§ Material:
--- START ---

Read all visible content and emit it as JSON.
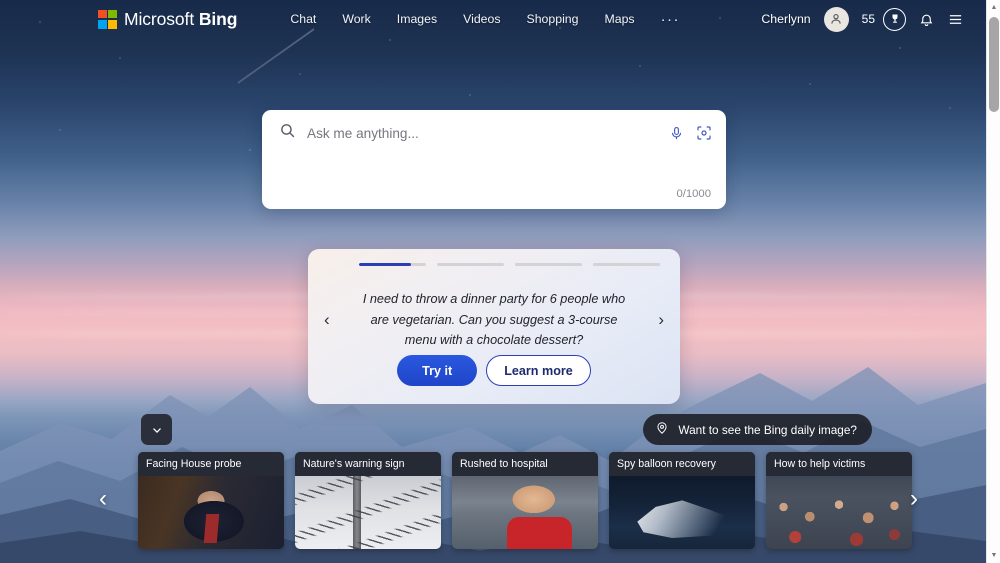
{
  "header": {
    "brand": {
      "prefix": "Microsoft",
      "suffix": "Bing",
      "logo_icon": "microsoft-logo-icon"
    },
    "nav": [
      {
        "label": "Chat"
      },
      {
        "label": "Work"
      },
      {
        "label": "Images"
      },
      {
        "label": "Videos"
      },
      {
        "label": "Shopping"
      },
      {
        "label": "Maps"
      }
    ],
    "more_label": "···",
    "user_name": "Cherlynn",
    "avatar_icon": "person-avatar-icon",
    "points": "55",
    "rewards_icon": "rewards-trophy-icon",
    "notifications_icon": "bell-icon",
    "menu_icon": "hamburger-menu-icon"
  },
  "search": {
    "placeholder": "Ask me anything...",
    "value": "",
    "counter": "0/1000",
    "search_icon": "search-icon",
    "mic_icon": "microphone-icon",
    "visual_icon": "visual-search-icon"
  },
  "suggestion": {
    "progress": {
      "segments": 4,
      "active_index": 0,
      "active_fill_percent": 78
    },
    "prompt": "I need to throw a dinner party for 6 people who are vegetarian. Can you suggest a 3-course menu with a chocolate dessert?",
    "try_label": "Try it",
    "learn_label": "Learn more",
    "prev_icon": "chevron-left-icon",
    "next_icon": "chevron-right-icon"
  },
  "daily_image_pill": {
    "label": "Want to see the Bing daily image?",
    "icon": "location-pin-icon"
  },
  "expand_button": {
    "icon": "chevron-down-icon"
  },
  "news": {
    "prev_icon": "chevron-left-icon",
    "next_icon": "chevron-right-icon",
    "cards": [
      {
        "title": "Facing House probe",
        "image": "img-hearing"
      },
      {
        "title": "Nature's warning sign",
        "image": "img-birds"
      },
      {
        "title": "Rushed to hospital",
        "image": "img-stadium"
      },
      {
        "title": "Spy balloon recovery",
        "image": "img-balloon"
      },
      {
        "title": "How to help victims",
        "image": "img-crowd"
      }
    ]
  },
  "scrollbar": {
    "up_icon": "scroll-up-arrow-icon",
    "down_icon": "scroll-down-arrow-icon"
  },
  "colors": {
    "accent_blue": "#2b3fb5",
    "try_button": "#2548d4",
    "pill_dark": "#181a20",
    "card_header": "#252a35"
  }
}
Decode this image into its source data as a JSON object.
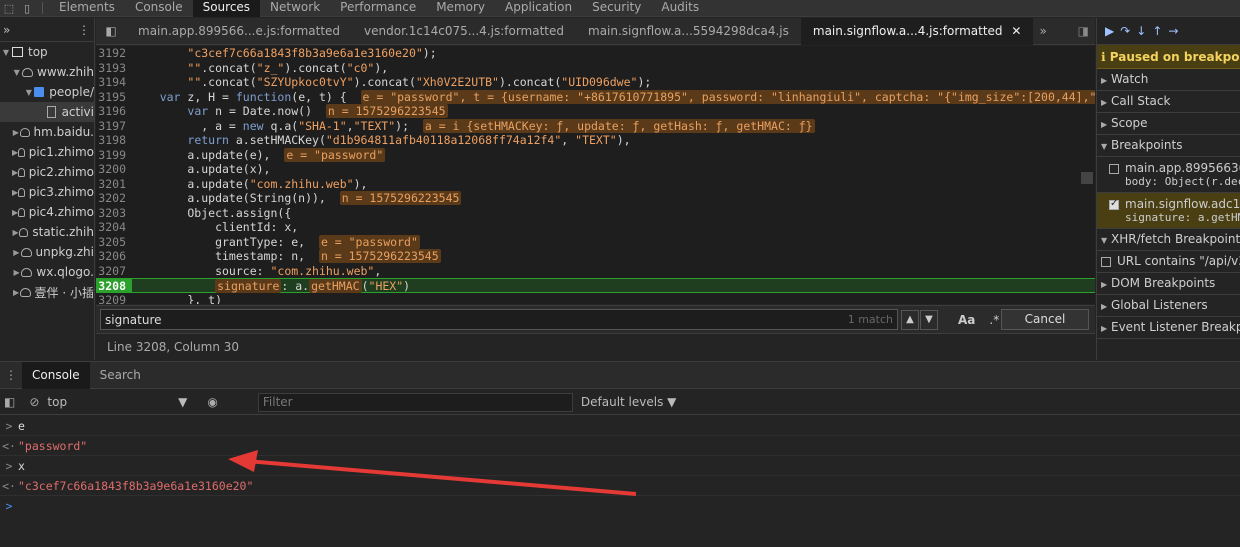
{
  "top_tabs": [
    "Elements",
    "Console",
    "Sources",
    "Network",
    "Performance",
    "Memory",
    "Application",
    "Security",
    "Audits"
  ],
  "nav": {
    "rows": [
      {
        "label": "top",
        "indent": 0,
        "kind": "frame",
        "arrow": "▼"
      },
      {
        "label": "www.zhih",
        "indent": 1,
        "kind": "cloud",
        "arrow": "▼"
      },
      {
        "label": "people/",
        "indent": 2,
        "kind": "folder",
        "arrow": "▼"
      },
      {
        "label": "activi",
        "indent": 3,
        "kind": "file",
        "arrow": ""
      },
      {
        "label": "hm.baidu.",
        "indent": 1,
        "kind": "cloud",
        "arrow": "▶"
      },
      {
        "label": "pic1.zhimo",
        "indent": 1,
        "kind": "cloud",
        "arrow": "▶"
      },
      {
        "label": "pic2.zhimo",
        "indent": 1,
        "kind": "cloud",
        "arrow": "▶"
      },
      {
        "label": "pic3.zhimo",
        "indent": 1,
        "kind": "cloud",
        "arrow": "▶"
      },
      {
        "label": "pic4.zhimo",
        "indent": 1,
        "kind": "cloud",
        "arrow": "▶"
      },
      {
        "label": "static.zhih",
        "indent": 1,
        "kind": "cloud",
        "arrow": "▶"
      },
      {
        "label": "unpkg.zhi",
        "indent": 1,
        "kind": "cloud",
        "arrow": "▶"
      },
      {
        "label": "wx.qlogo.",
        "indent": 1,
        "kind": "cloud",
        "arrow": "▶"
      },
      {
        "label": "壹伴 · 小插",
        "indent": 1,
        "kind": "cloud",
        "arrow": "▶"
      }
    ]
  },
  "editor_tabs": [
    "main.app.899566...e.js:formatted",
    "vendor.1c14c075...4.js:formatted",
    "main.signflow.a...5594298dca4.js",
    "main.signflow.a...4.js:formatted"
  ],
  "code": [
    {
      "n": "3192",
      "html": "        <span class='str'>\"c3cef7c66a1843f8b3a9e6a1e3160e20\"</span>);"
    },
    {
      "n": "3193",
      "html": "        <span class='str'>\"\"</span>.concat(<span class='str'>\"z_\"</span>).concat(<span class='str'>\"c0\"</span>),"
    },
    {
      "n": "3194",
      "html": "        <span class='str'>\"\"</span>.concat(<span class='str'>\"SZYUpkoc0tvY\"</span>).concat(<span class='str'>\"Xh0V2E2UTB\"</span>).concat(<span class='str'>\"UID096dwe\"</span>);"
    },
    {
      "n": "3195",
      "html": "    <span class='kw'>var</span> z, H = <span class='kw'>function</span>(e, t) {  <span class='val'>e = \"password\", t = {username: \"+8617610771895\", password: \"linhangiuli\", captcha: \"{\"img_size\":[200,44],\"im</span>"
    },
    {
      "n": "3196",
      "html": "        <span class='kw'>var</span> n = Date.now()  <span class='val'>n = 1575296223545</span>"
    },
    {
      "n": "3197",
      "html": "          , a = <span class='kw'>new</span> q.a(<span class='str'>\"SHA-1\"</span>,<span class='str'>\"TEXT\"</span>);  <span class='val'>a = i {setHMACKey: ƒ, update: ƒ, getHash: ƒ, getHMAC: ƒ}</span>"
    },
    {
      "n": "3198",
      "html": "        <span class='kw'>return</span> a.setHMACKey(<span class='str'>\"d1b964811afb40118a12068ff74a12f4\"</span>, <span class='str'>\"TEXT\"</span>),"
    },
    {
      "n": "3199",
      "html": "        a.update(e),  <span class='val'>e = \"password\"</span>"
    },
    {
      "n": "3200",
      "html": "        a.update(x),"
    },
    {
      "n": "3201",
      "html": "        a.update(<span class='str'>\"com.zhihu.web\"</span>),"
    },
    {
      "n": "3202",
      "html": "        a.update(String(n)),  <span class='val'>n = 1575296223545</span>"
    },
    {
      "n": "3203",
      "html": "        Object.assign({"
    },
    {
      "n": "3204",
      "html": "            clientId: x,"
    },
    {
      "n": "3205",
      "html": "            grantType: e,  <span class='val'>e = \"password\"</span>"
    },
    {
      "n": "3206",
      "html": "            timestamp: n,  <span class='val'>n = 1575296223545</span>"
    },
    {
      "n": "3207",
      "html": "            source: <span class='str'>\"com.zhihu.web\"</span>,"
    },
    {
      "n": "3208",
      "html": "            <span class='val'>signature</span>: a.<span class='val'>getHMAC</span>(<span class='str'>\"HEX\"</span>)",
      "current": true
    },
    {
      "n": "3209",
      "html": "        }, t)"
    }
  ],
  "search": {
    "query": "signature",
    "count": "1 match",
    "case_label": "Aa",
    "regex_label": ".*",
    "cancel": "Cancel"
  },
  "status": "Line 3208, Column 30",
  "debugger": {
    "paused": "Paused on breakpoint",
    "sections": [
      "Watch",
      "Call Stack",
      "Scope",
      "Breakpoints"
    ],
    "breakpoints": [
      {
        "file": "main.app.8995663608",
        "code": "body: Object(r.dec",
        "checked": false
      },
      {
        "file": "main.signflow.adc1979",
        "code": "signature: a.getHM",
        "checked": true
      }
    ],
    "xhr_title": "XHR/fetch Breakpoints",
    "xhr_item": "URL contains \"/api/v3/c",
    "more_sections": [
      "DOM Breakpoints",
      "Global Listeners",
      "Event Listener Breakpoin"
    ]
  },
  "drawer": {
    "tabs": [
      "Console",
      "Search"
    ]
  },
  "console_toolbar": {
    "context": "top",
    "filter_placeholder": "Filter",
    "levels": "Default levels"
  },
  "console_rows": [
    {
      "prefix": ">",
      "text": "e",
      "type": "input"
    },
    {
      "prefix": "<·",
      "text": "\"password\"",
      "type": "output"
    },
    {
      "prefix": ">",
      "text": "x",
      "type": "input"
    },
    {
      "prefix": "<·",
      "text": "\"c3cef7c66a1843f8b3a9e6a1e3160e20\"",
      "type": "output"
    },
    {
      "prefix": ">",
      "text": "",
      "type": "prompt"
    }
  ],
  "colors": {
    "annotation_arrow": "#e53935",
    "current_line": "#2ca02c",
    "paused_bg": "#4a3f12"
  }
}
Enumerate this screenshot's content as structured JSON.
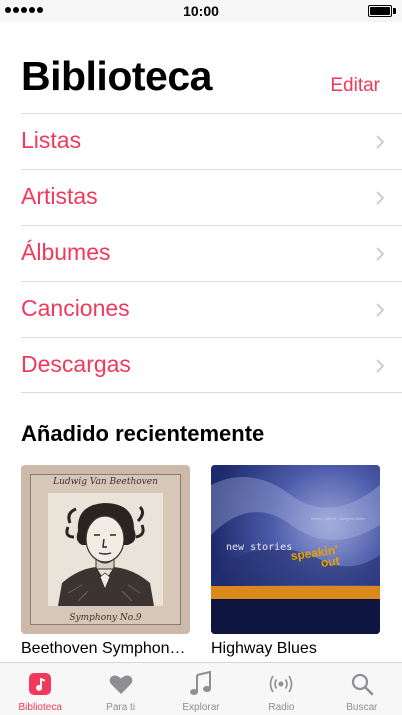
{
  "status_bar": {
    "time": "10:00"
  },
  "header": {
    "title": "Biblioteca",
    "edit_label": "Editar"
  },
  "library_items": [
    {
      "label": "Listas"
    },
    {
      "label": "Artistas"
    },
    {
      "label": "Álbumes"
    },
    {
      "label": "Canciones"
    },
    {
      "label": "Descargas"
    }
  ],
  "recently_added": {
    "title": "Añadido recientemente",
    "albums": [
      {
        "title": "Beethoven Symphon…",
        "cover_text_top": "Ludwig Van Beethoven",
        "cover_text_bottom": "Symphony No.9"
      },
      {
        "title": "Highway Blues",
        "cover_text_small": "Kenny Garrett · Mulgrew Miller",
        "cover_text_main": "new stories",
        "cover_text_accent_1": "speakin'",
        "cover_text_accent_2": "out"
      }
    ]
  },
  "tab_bar": {
    "tabs": [
      {
        "label": "Biblioteca",
        "icon": "library-icon",
        "active": true
      },
      {
        "label": "Para ti",
        "icon": "heart-icon",
        "active": false
      },
      {
        "label": "Explorar",
        "icon": "music-note-icon",
        "active": false
      },
      {
        "label": "Radio",
        "icon": "radio-icon",
        "active": false
      },
      {
        "label": "Buscar",
        "icon": "search-icon",
        "active": false
      }
    ]
  },
  "colors": {
    "accent": "#f2395b",
    "inactive": "#8e8e93",
    "separator": "#dcdcdc"
  }
}
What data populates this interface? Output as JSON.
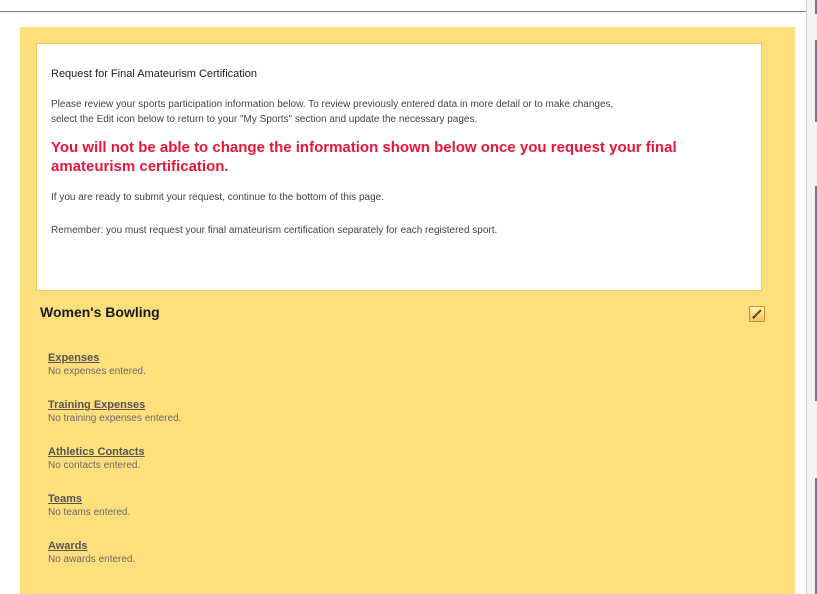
{
  "notice": {
    "title": "Request for Final Amateurism Certification",
    "review_line_1": "Please review your sports participation information below.  To review previously entered data in more detail or to make changes,",
    "review_line_2": "select the Edit icon below to return to your \"My Sports\" section and update the necessary pages.",
    "warning": "You will not be able to change the information shown below once you request your final amateurism certification.",
    "ready_text": "If you are ready to submit your request, continue to the bottom of this page.",
    "remember_text": "Remember: you must request your final amateurism certification separately for each registered sport."
  },
  "sport": {
    "name": "Women's Bowling",
    "edit_icon": "pencil-icon"
  },
  "sections": [
    {
      "label": "Expenses",
      "status": "No expenses entered."
    },
    {
      "label": "Training Expenses",
      "status": "No training expenses entered."
    },
    {
      "label": "Athletics Contacts",
      "status": "No contacts entered."
    },
    {
      "label": "Teams",
      "status": "No teams entered."
    },
    {
      "label": "Awards",
      "status": "No awards entered."
    }
  ],
  "colors": {
    "panel": "#ffdf7c",
    "warning": "#e8163a",
    "border": "#e8c766"
  }
}
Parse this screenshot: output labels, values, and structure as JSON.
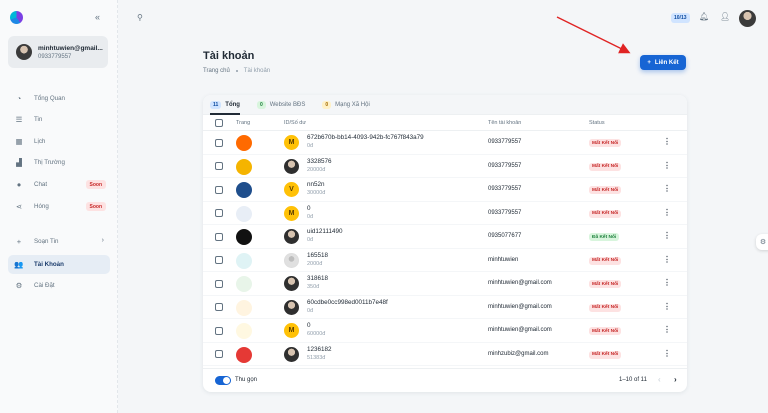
{
  "sidebar": {
    "account": {
      "email": "minhtuwien@gmail...",
      "phone": "0933779557"
    },
    "items": [
      {
        "label": "Tổng Quan",
        "icon": "dashboard-icon",
        "glyph": "◔"
      },
      {
        "label": "Tin",
        "icon": "list-icon",
        "glyph": "☰"
      },
      {
        "label": "Lịch",
        "icon": "calendar-icon",
        "glyph": "▦"
      },
      {
        "label": "Thị Trường",
        "icon": "chart-icon",
        "glyph": "▟"
      },
      {
        "label": "Chat",
        "icon": "chat-icon",
        "glyph": "●",
        "badge": "Soon"
      },
      {
        "label": "Hóng",
        "icon": "share-icon",
        "glyph": "⋖",
        "badge": "Soon"
      },
      {
        "label": "Soạn Tin",
        "icon": "plus-icon",
        "glyph": "+"
      },
      {
        "label": "Tài Khoản",
        "icon": "users-icon",
        "glyph": "👥",
        "active": true
      },
      {
        "label": "Cài Đặt",
        "icon": "gear-icon",
        "glyph": "⚙"
      }
    ]
  },
  "topbar": {
    "badge": "10/13"
  },
  "page": {
    "title": "Tài khoản",
    "breadcrumb": {
      "home": "Trang chủ",
      "current": "Tài khoản"
    },
    "link_button": "Liên Kết"
  },
  "tabs": [
    {
      "count": "11",
      "label": "Tổng",
      "color": "blue",
      "active": true
    },
    {
      "count": "0",
      "label": "Website BĐS",
      "color": "green"
    },
    {
      "count": "0",
      "label": "Mạng Xã Hội",
      "color": "yellow"
    }
  ],
  "table": {
    "headers": {
      "trang": "Trang",
      "id": "ID/Số dư",
      "ten": "Tên tài khoản",
      "status": "Status"
    },
    "rows": [
      {
        "logo_color": "#ff6a00",
        "avatar": "letter",
        "letter": "M",
        "id": "672b670b-bb14-4093-942b-fc767f843a79",
        "balance": "0đ",
        "ten": "0933779557",
        "status": "Mất Kết Nối",
        "status_type": "bad"
      },
      {
        "logo_color": "#f5b400",
        "avatar": "photo",
        "letter": "",
        "id": "3328576",
        "balance": "20000đ",
        "ten": "0933779557",
        "status": "Mất Kết Nối",
        "status_type": "bad"
      },
      {
        "logo_color": "#1f4e8c",
        "avatar": "letter",
        "letter": "V",
        "id": "nn52n",
        "balance": "30000đ",
        "ten": "0933779557",
        "status": "Mất Kết Nối",
        "status_type": "bad"
      },
      {
        "logo_color": "#e8eef6",
        "avatar": "letter",
        "letter": "M",
        "id": "0",
        "balance": "0đ",
        "ten": "0933779557",
        "status": "Mất Kết Nối",
        "status_type": "bad"
      },
      {
        "logo_color": "#111111",
        "avatar": "photo",
        "letter": "",
        "id": "uid12111490",
        "balance": "0đ",
        "ten": "0935077677",
        "status": "Đã Kết Nối",
        "status_type": "ok"
      },
      {
        "logo_color": "#dff3f5",
        "avatar": "grey",
        "letter": "",
        "id": "165518",
        "balance": "2000đ",
        "ten": "minhtuwien",
        "status": "Mất Kết Nối",
        "status_type": "bad"
      },
      {
        "logo_color": "#e8f5e9",
        "avatar": "photo",
        "letter": "",
        "id": "318618",
        "balance": "350đ",
        "ten": "minhtuwien@gmail.com",
        "status": "Mất Kết Nối",
        "status_type": "bad"
      },
      {
        "logo_color": "#fff4e0",
        "avatar": "photo",
        "letter": "",
        "id": "60cdbe0cc998ed0011b7e48f",
        "balance": "0đ",
        "ten": "minhtuwien@gmail.com",
        "status": "Mất Kết Nối",
        "status_type": "bad"
      },
      {
        "logo_color": "#fff8e1",
        "avatar": "letter",
        "letter": "M",
        "id": "0",
        "balance": "60000đ",
        "ten": "minhtuwien@gmail.com",
        "status": "Mất Kết Nối",
        "status_type": "bad"
      },
      {
        "logo_color": "#e53935",
        "avatar": "photo",
        "letter": "",
        "id": "1236182",
        "balance": "51383đ",
        "ten": "minhzubiz@gmail.com",
        "status": "Mất Kết Nối",
        "status_type": "bad"
      }
    ]
  },
  "footer": {
    "toggle_label": "Thu gọn",
    "pagination": "1–10 of 11"
  },
  "colors": {
    "primary": "#1765d4",
    "danger": "#c62828",
    "success": "#1b7f3a",
    "annotation_arrow": "#e02424"
  }
}
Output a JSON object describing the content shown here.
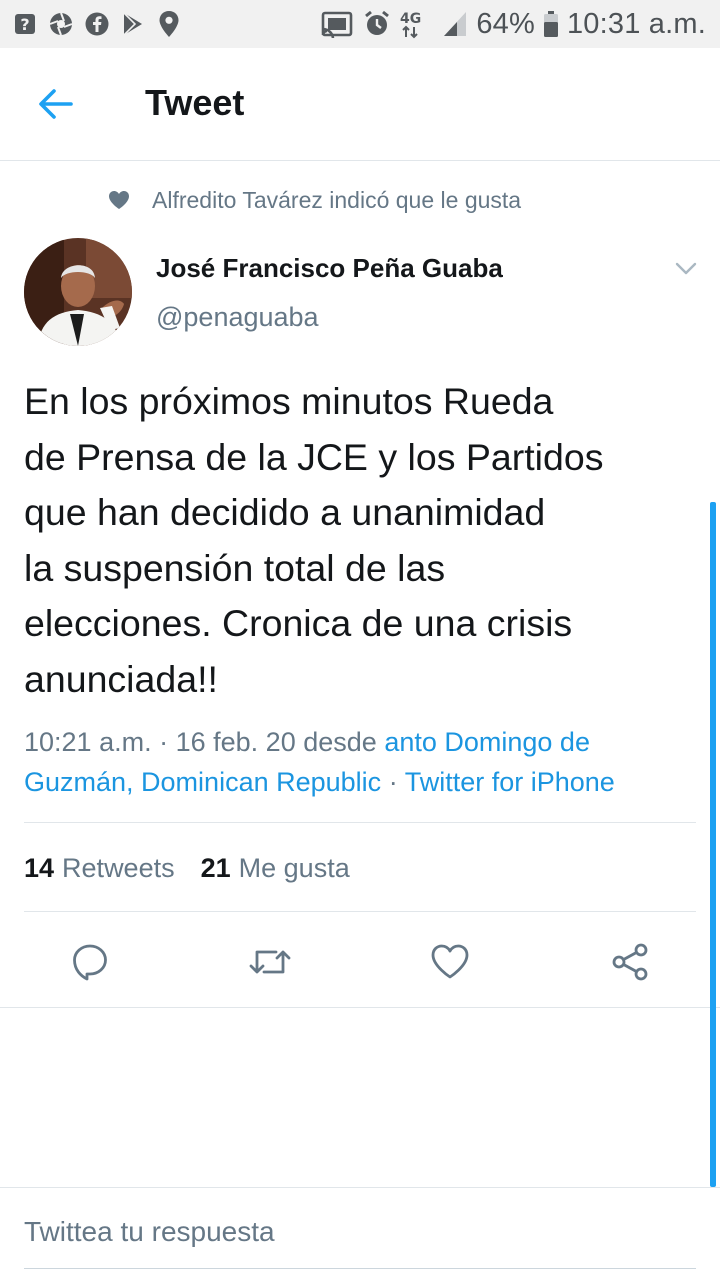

--- END ---

§ What you are asked to do: Your task is to gather all lines from the entries above that hold the word "Beethoven".

§ Solution to this task:
        "title": "Beethoven Symphon…",
        "cover_text_top": "Ludwig Van Beethoven",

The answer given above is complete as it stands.